Aim of the task =
Write out all lines holding the word "homme".

===== Supplied information

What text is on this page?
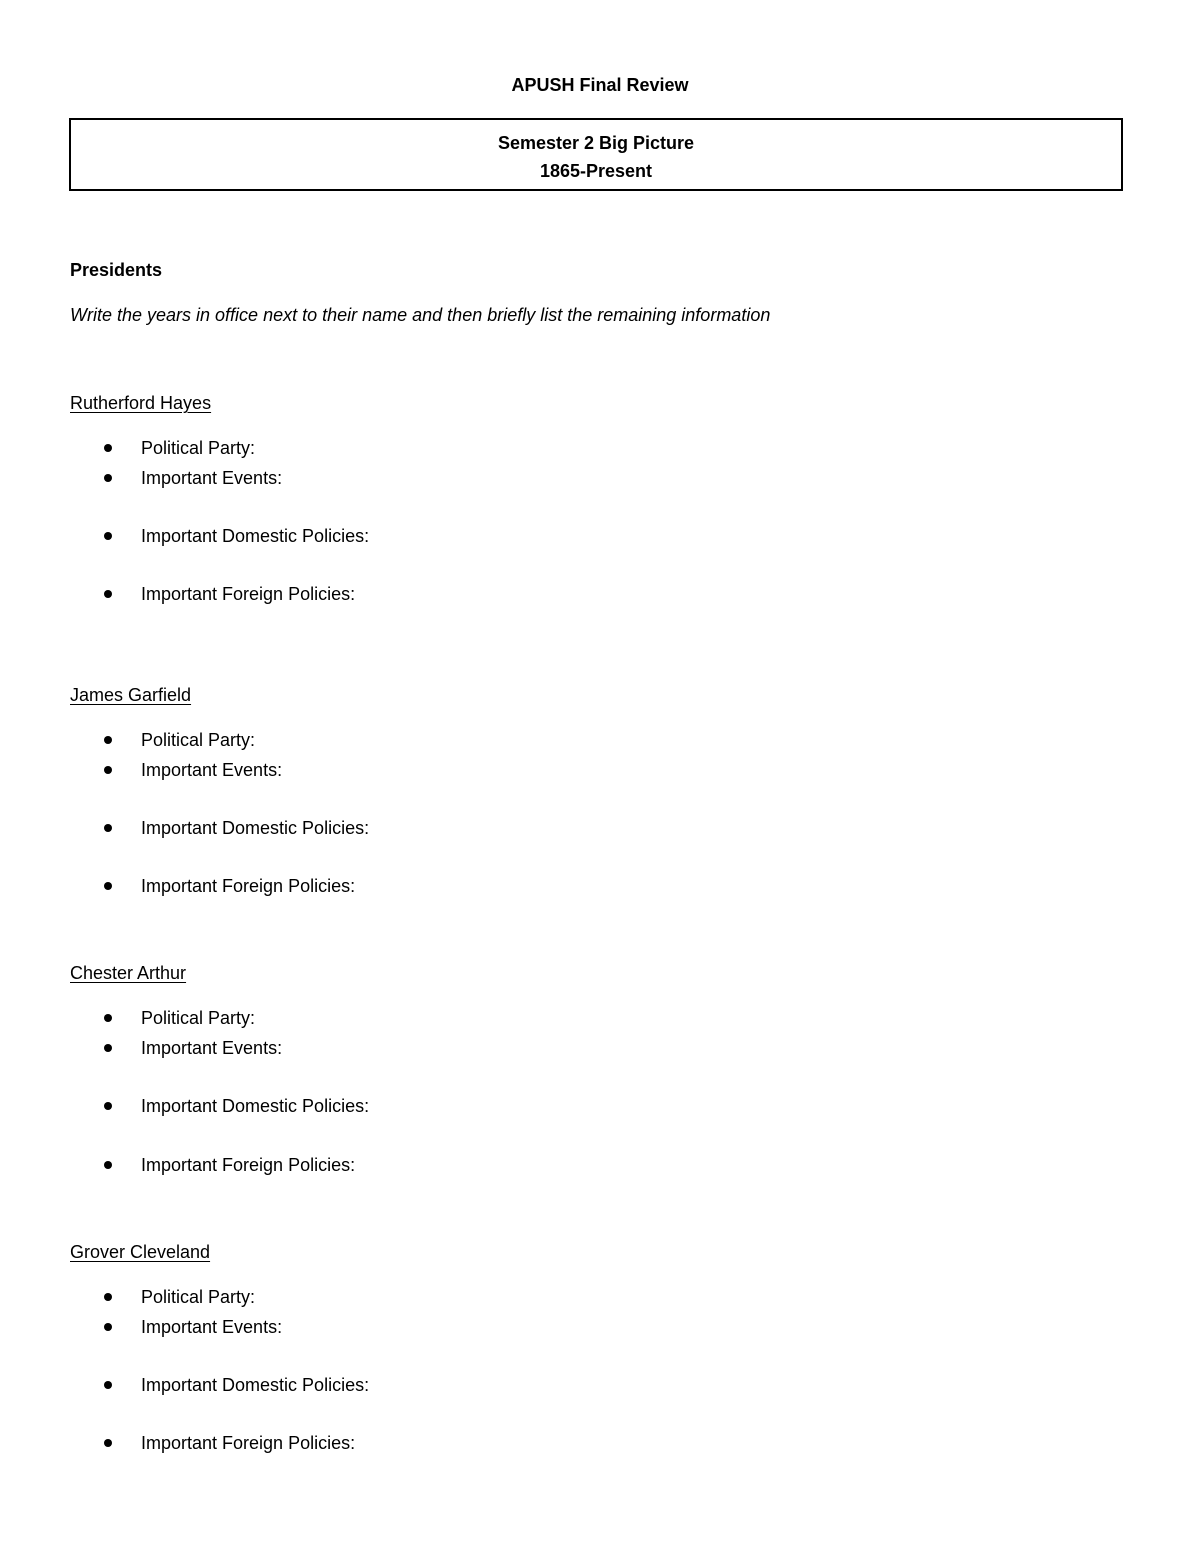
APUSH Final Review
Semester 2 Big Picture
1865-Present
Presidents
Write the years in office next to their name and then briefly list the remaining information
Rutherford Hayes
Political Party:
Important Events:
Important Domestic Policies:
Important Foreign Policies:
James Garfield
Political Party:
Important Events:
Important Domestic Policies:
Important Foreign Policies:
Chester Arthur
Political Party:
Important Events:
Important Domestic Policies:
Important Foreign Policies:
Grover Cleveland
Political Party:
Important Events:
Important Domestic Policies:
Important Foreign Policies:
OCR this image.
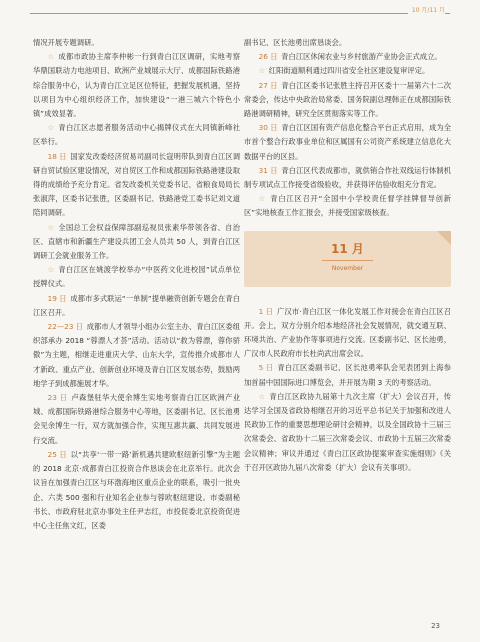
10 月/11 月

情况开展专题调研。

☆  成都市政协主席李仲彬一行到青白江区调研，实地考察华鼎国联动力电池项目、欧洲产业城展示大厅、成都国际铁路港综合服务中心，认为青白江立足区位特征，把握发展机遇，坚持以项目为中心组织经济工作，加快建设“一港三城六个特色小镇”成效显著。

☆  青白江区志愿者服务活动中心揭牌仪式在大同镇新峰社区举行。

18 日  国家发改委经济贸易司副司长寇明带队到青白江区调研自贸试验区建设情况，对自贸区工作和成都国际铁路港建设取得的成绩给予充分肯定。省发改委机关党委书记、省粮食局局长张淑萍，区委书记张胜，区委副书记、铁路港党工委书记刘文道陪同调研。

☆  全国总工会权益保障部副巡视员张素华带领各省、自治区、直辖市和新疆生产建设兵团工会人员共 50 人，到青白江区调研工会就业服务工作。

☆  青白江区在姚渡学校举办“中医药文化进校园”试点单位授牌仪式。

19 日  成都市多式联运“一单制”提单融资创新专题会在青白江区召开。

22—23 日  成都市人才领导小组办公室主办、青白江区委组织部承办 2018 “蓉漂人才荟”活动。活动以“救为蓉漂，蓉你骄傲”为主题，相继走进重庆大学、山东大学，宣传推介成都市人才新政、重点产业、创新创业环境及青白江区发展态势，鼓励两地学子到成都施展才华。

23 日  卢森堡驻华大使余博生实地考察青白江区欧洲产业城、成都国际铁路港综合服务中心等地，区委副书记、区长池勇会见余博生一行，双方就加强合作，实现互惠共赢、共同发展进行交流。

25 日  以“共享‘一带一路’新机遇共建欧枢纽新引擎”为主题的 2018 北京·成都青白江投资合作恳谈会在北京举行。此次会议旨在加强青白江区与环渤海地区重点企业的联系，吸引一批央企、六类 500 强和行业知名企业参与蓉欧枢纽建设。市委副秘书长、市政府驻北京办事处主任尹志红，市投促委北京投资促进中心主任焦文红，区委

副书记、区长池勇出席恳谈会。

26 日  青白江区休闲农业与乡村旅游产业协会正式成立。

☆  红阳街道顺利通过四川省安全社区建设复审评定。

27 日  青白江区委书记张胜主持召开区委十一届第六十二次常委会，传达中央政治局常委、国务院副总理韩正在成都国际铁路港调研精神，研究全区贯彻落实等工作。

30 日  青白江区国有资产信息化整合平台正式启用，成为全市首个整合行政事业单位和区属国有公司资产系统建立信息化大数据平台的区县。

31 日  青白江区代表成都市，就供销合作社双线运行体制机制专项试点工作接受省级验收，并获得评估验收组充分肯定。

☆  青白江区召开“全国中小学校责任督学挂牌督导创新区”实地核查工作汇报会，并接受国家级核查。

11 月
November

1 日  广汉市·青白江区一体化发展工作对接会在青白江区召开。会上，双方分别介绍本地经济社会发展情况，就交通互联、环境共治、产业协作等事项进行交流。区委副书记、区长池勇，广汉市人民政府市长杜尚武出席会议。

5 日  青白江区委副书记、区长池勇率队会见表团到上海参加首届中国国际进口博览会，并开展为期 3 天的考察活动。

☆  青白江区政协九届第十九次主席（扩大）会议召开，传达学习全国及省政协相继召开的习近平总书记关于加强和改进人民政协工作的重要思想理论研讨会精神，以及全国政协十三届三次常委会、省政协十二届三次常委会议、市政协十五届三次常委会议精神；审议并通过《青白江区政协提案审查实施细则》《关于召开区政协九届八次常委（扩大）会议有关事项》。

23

==========
===== Supplied information

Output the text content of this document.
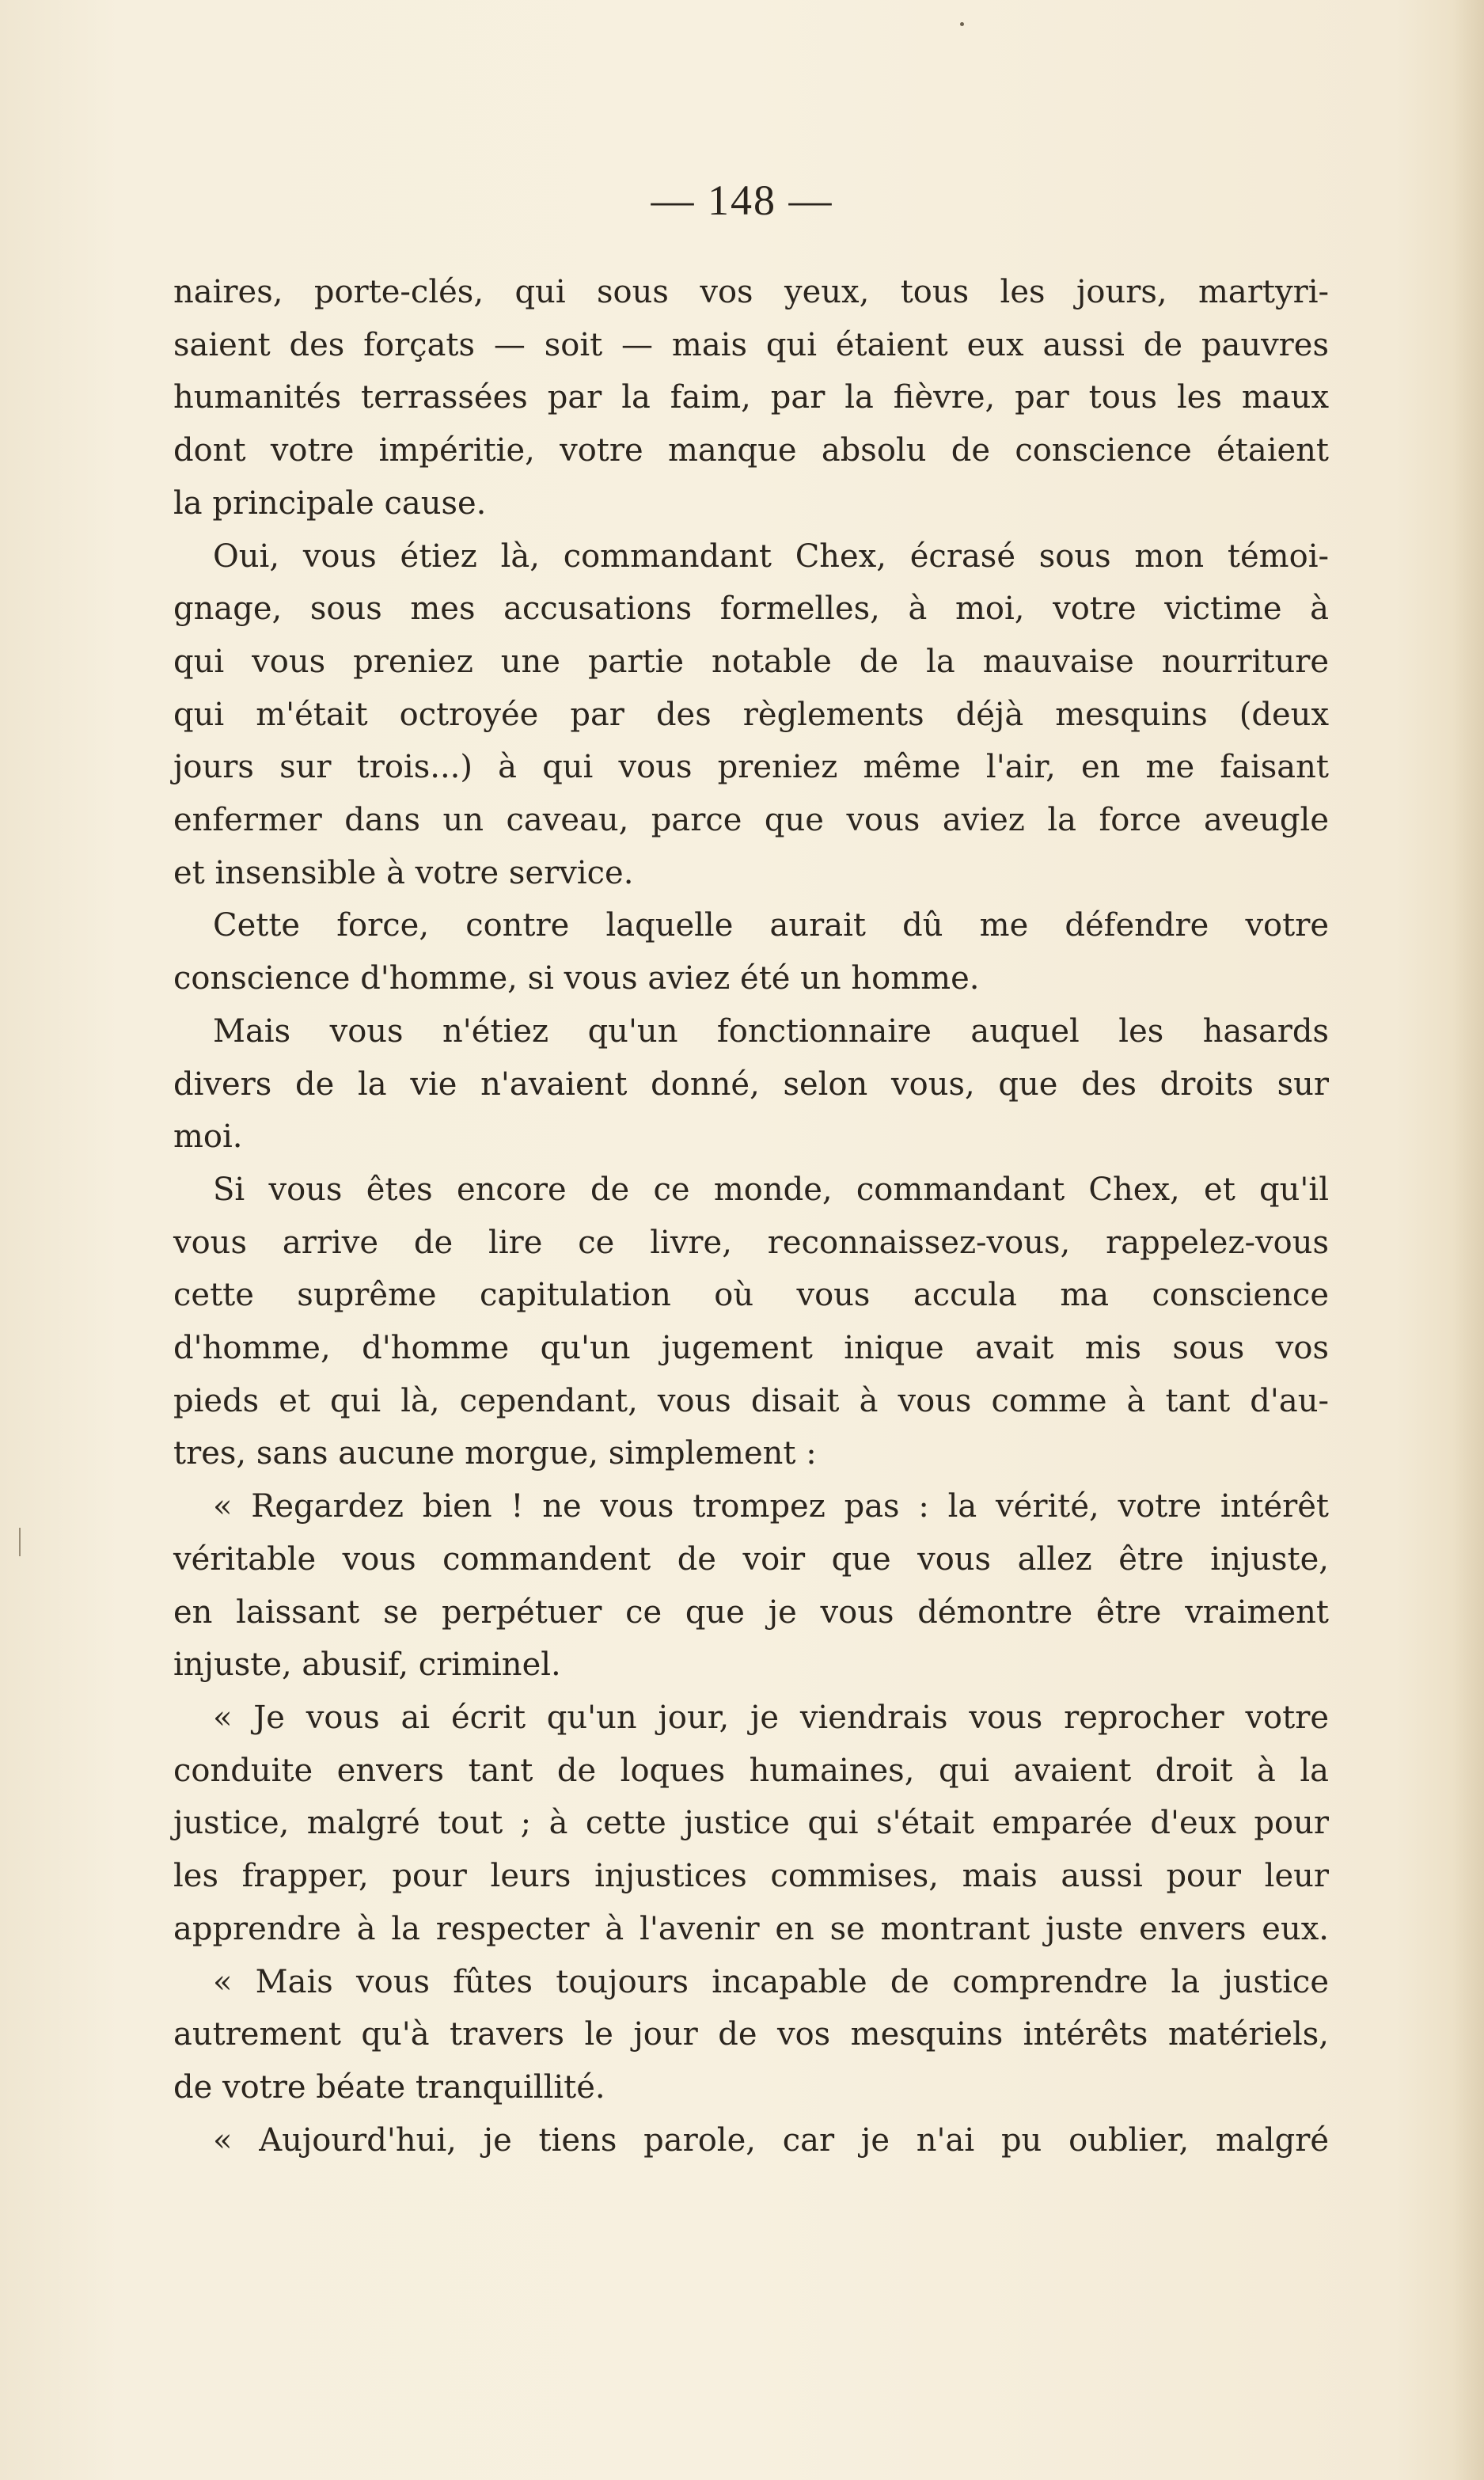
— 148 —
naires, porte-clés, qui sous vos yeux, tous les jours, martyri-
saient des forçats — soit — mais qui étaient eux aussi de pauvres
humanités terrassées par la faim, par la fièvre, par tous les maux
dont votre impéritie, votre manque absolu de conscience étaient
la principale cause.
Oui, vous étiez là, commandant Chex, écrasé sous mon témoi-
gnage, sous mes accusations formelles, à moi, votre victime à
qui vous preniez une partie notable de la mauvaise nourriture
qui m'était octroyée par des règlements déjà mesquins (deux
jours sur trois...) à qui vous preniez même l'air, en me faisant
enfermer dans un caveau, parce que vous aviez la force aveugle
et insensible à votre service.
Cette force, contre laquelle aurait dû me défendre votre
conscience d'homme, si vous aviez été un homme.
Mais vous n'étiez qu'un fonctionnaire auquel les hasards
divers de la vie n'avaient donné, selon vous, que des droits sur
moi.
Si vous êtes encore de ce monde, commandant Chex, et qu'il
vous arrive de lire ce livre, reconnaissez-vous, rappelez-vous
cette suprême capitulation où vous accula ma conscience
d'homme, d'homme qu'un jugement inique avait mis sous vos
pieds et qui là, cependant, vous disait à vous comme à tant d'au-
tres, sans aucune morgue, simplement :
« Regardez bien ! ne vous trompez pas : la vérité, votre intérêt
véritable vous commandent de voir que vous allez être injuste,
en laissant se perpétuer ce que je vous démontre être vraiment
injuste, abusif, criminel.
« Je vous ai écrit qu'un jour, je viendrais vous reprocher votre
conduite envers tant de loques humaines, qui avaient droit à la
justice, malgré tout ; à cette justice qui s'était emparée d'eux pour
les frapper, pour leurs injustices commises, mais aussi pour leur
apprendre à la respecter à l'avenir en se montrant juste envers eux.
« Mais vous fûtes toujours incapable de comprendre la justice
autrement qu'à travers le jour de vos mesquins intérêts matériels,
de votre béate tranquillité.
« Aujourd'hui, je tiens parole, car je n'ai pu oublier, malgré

==========

Worked answer =
conscience d'homme, si vous aviez été un homme.
d'homme, d'homme qu'un jugement inique avait mis sous vos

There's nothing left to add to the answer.